WORK TO COMPLETE: The records below are to be copied word for word, with every picture left out.

(Dataset records)

#####

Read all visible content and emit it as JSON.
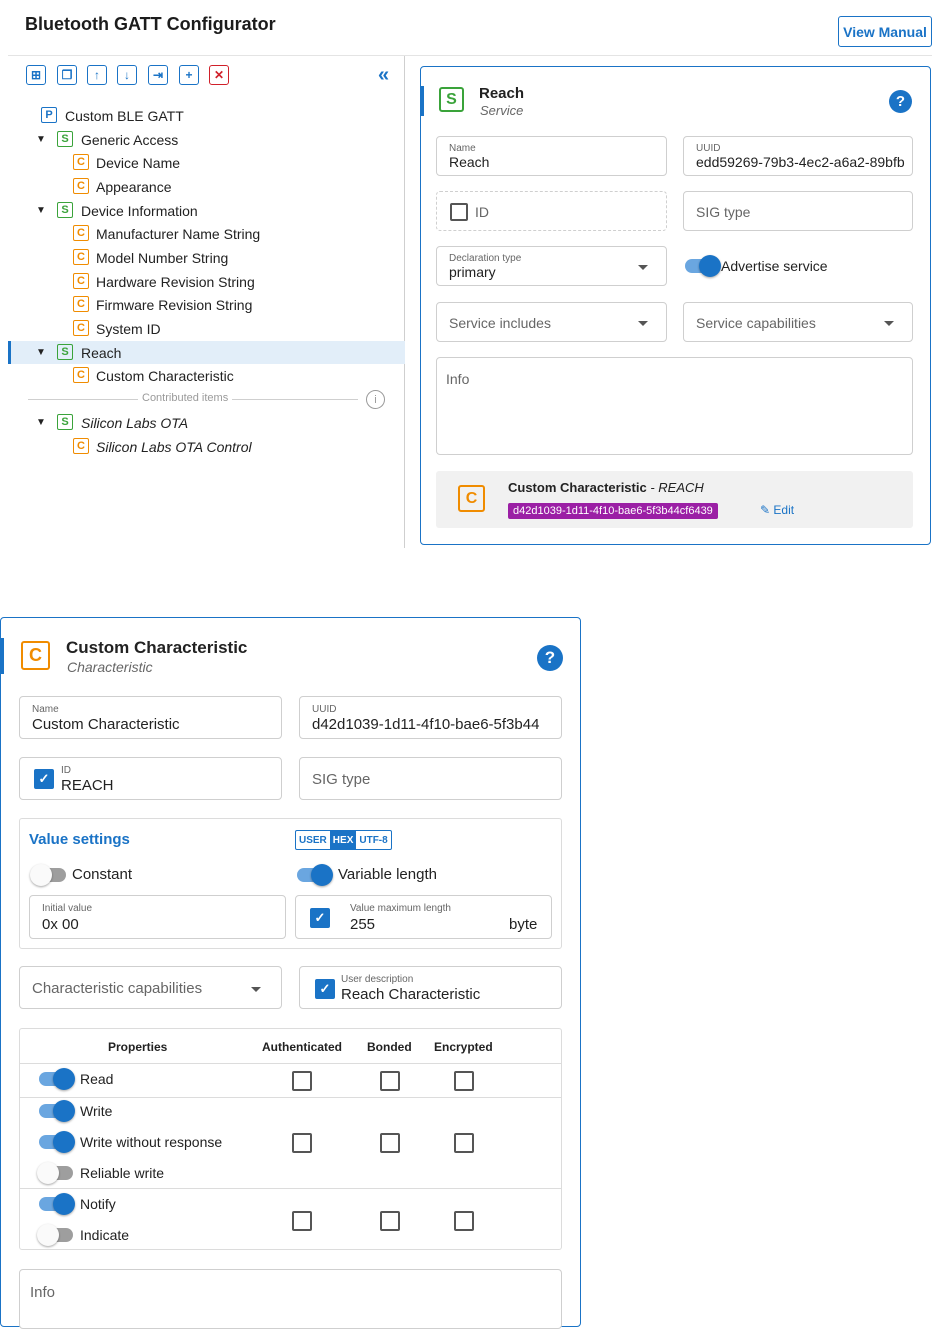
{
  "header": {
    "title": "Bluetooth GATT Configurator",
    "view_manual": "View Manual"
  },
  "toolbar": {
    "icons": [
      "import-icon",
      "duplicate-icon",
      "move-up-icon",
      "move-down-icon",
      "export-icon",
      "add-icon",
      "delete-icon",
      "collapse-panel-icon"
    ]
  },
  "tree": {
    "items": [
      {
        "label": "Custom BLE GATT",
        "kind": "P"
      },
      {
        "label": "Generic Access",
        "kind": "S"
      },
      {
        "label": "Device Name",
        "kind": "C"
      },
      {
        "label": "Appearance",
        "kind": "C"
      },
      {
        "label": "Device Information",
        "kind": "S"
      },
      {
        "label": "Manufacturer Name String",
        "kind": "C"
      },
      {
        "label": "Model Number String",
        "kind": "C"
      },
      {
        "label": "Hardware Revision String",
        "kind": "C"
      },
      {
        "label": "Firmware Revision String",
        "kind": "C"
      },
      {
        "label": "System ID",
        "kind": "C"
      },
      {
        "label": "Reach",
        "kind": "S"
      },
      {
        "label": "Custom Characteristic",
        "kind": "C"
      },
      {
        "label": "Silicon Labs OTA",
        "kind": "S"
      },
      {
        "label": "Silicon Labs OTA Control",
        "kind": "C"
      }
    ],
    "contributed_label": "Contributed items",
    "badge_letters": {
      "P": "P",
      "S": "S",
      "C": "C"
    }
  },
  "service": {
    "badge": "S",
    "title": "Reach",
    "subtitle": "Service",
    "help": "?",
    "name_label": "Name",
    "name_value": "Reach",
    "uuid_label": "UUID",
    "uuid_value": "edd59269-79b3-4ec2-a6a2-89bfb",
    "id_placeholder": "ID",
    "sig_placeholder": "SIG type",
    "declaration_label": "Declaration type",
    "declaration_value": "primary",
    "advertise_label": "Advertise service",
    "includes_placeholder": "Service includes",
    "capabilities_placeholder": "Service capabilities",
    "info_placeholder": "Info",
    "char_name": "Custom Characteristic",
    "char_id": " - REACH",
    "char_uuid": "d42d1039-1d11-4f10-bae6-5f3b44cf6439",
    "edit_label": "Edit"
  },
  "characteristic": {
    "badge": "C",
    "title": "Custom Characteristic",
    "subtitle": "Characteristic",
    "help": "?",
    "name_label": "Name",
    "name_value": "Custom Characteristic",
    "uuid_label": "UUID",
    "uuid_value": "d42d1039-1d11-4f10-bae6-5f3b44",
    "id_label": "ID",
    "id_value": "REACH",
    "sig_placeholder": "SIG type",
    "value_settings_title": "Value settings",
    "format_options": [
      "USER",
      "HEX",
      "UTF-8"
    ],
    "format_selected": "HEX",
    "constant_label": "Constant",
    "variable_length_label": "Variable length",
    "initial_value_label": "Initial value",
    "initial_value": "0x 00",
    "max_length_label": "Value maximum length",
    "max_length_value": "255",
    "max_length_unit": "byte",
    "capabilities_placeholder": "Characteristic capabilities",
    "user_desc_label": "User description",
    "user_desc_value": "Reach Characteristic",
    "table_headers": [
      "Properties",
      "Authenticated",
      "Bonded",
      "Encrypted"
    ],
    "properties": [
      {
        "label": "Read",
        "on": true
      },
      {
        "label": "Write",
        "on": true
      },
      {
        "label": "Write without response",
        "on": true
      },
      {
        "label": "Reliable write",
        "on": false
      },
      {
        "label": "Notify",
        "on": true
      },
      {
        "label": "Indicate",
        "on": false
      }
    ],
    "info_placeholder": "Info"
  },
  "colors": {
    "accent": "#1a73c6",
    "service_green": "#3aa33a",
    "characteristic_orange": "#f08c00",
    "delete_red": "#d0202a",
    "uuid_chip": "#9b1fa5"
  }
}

#####

PROBLEM SOLUTION:
Read all visible content and emit it as JSON.
{
  "header": {
    "title": "Bluetooth GATT Configurator",
    "view_manual": "View Manual"
  },
  "toolbar": {
    "icons": [
      "import-icon",
      "duplicate-icon",
      "move-up-icon",
      "move-down-icon",
      "export-icon",
      "add-icon",
      "delete-icon",
      "collapse-panel-icon"
    ]
  },
  "tree": {
    "items": [
      {
        "label": "Custom BLE GATT",
        "kind": "P"
      },
      {
        "label": "Generic Access",
        "kind": "S"
      },
      {
        "label": "Device Name",
        "kind": "C"
      },
      {
        "label": "Appearance",
        "kind": "C"
      },
      {
        "label": "Device Information",
        "kind": "S"
      },
      {
        "label": "Manufacturer Name String",
        "kind": "C"
      },
      {
        "label": "Model Number String",
        "kind": "C"
      },
      {
        "label": "Hardware Revision String",
        "kind": "C"
      },
      {
        "label": "Firmware Revision String",
        "kind": "C"
      },
      {
        "label": "System ID",
        "kind": "C"
      },
      {
        "label": "Reach",
        "kind": "S"
      },
      {
        "label": "Custom Characteristic",
        "kind": "C"
      },
      {
        "label": "Silicon Labs OTA",
        "kind": "S"
      },
      {
        "label": "Silicon Labs OTA Control",
        "kind": "C"
      }
    ],
    "contributed_label": "Contributed items",
    "badge_letters": {
      "P": "P",
      "S": "S",
      "C": "C"
    }
  },
  "service": {
    "badge": "S",
    "title": "Reach",
    "subtitle": "Service",
    "help": "?",
    "name_label": "Name",
    "name_value": "Reach",
    "uuid_label": "UUID",
    "uuid_value": "edd59269-79b3-4ec2-a6a2-89bfb",
    "id_placeholder": "ID",
    "sig_placeholder": "SIG type",
    "declaration_label": "Declaration type",
    "declaration_value": "primary",
    "advertise_label": "Advertise service",
    "includes_placeholder": "Service includes",
    "capabilities_placeholder": "Service capabilities",
    "info_placeholder": "Info",
    "char_name": "Custom Characteristic",
    "char_id": " - REACH",
    "char_uuid": "d42d1039-1d11-4f10-bae6-5f3b44cf6439",
    "edit_label": "Edit"
  },
  "characteristic": {
    "badge": "C",
    "title": "Custom Characteristic",
    "subtitle": "Characteristic",
    "help": "?",
    "name_label": "Name",
    "name_value": "Custom Characteristic",
    "uuid_label": "UUID",
    "uuid_value": "d42d1039-1d11-4f10-bae6-5f3b44",
    "id_label": "ID",
    "id_value": "REACH",
    "sig_placeholder": "SIG type",
    "value_settings_title": "Value settings",
    "format_options": [
      "USER",
      "HEX",
      "UTF-8"
    ],
    "format_selected": "HEX",
    "constant_label": "Constant",
    "variable_length_label": "Variable length",
    "initial_value_label": "Initial value",
    "initial_value": "0x 00",
    "max_length_label": "Value maximum length",
    "max_length_value": "255",
    "max_length_unit": "byte",
    "capabilities_placeholder": "Characteristic capabilities",
    "user_desc_label": "User description",
    "user_desc_value": "Reach Characteristic",
    "table_headers": [
      "Properties",
      "Authenticated",
      "Bonded",
      "Encrypted"
    ],
    "properties": [
      {
        "label": "Read",
        "on": true
      },
      {
        "label": "Write",
        "on": true
      },
      {
        "label": "Write without response",
        "on": true
      },
      {
        "label": "Reliable write",
        "on": false
      },
      {
        "label": "Notify",
        "on": true
      },
      {
        "label": "Indicate",
        "on": false
      }
    ],
    "info_placeholder": "Info"
  },
  "colors": {
    "accent": "#1a73c6",
    "service_green": "#3aa33a",
    "characteristic_orange": "#f08c00",
    "delete_red": "#d0202a",
    "uuid_chip": "#9b1fa5"
  }
}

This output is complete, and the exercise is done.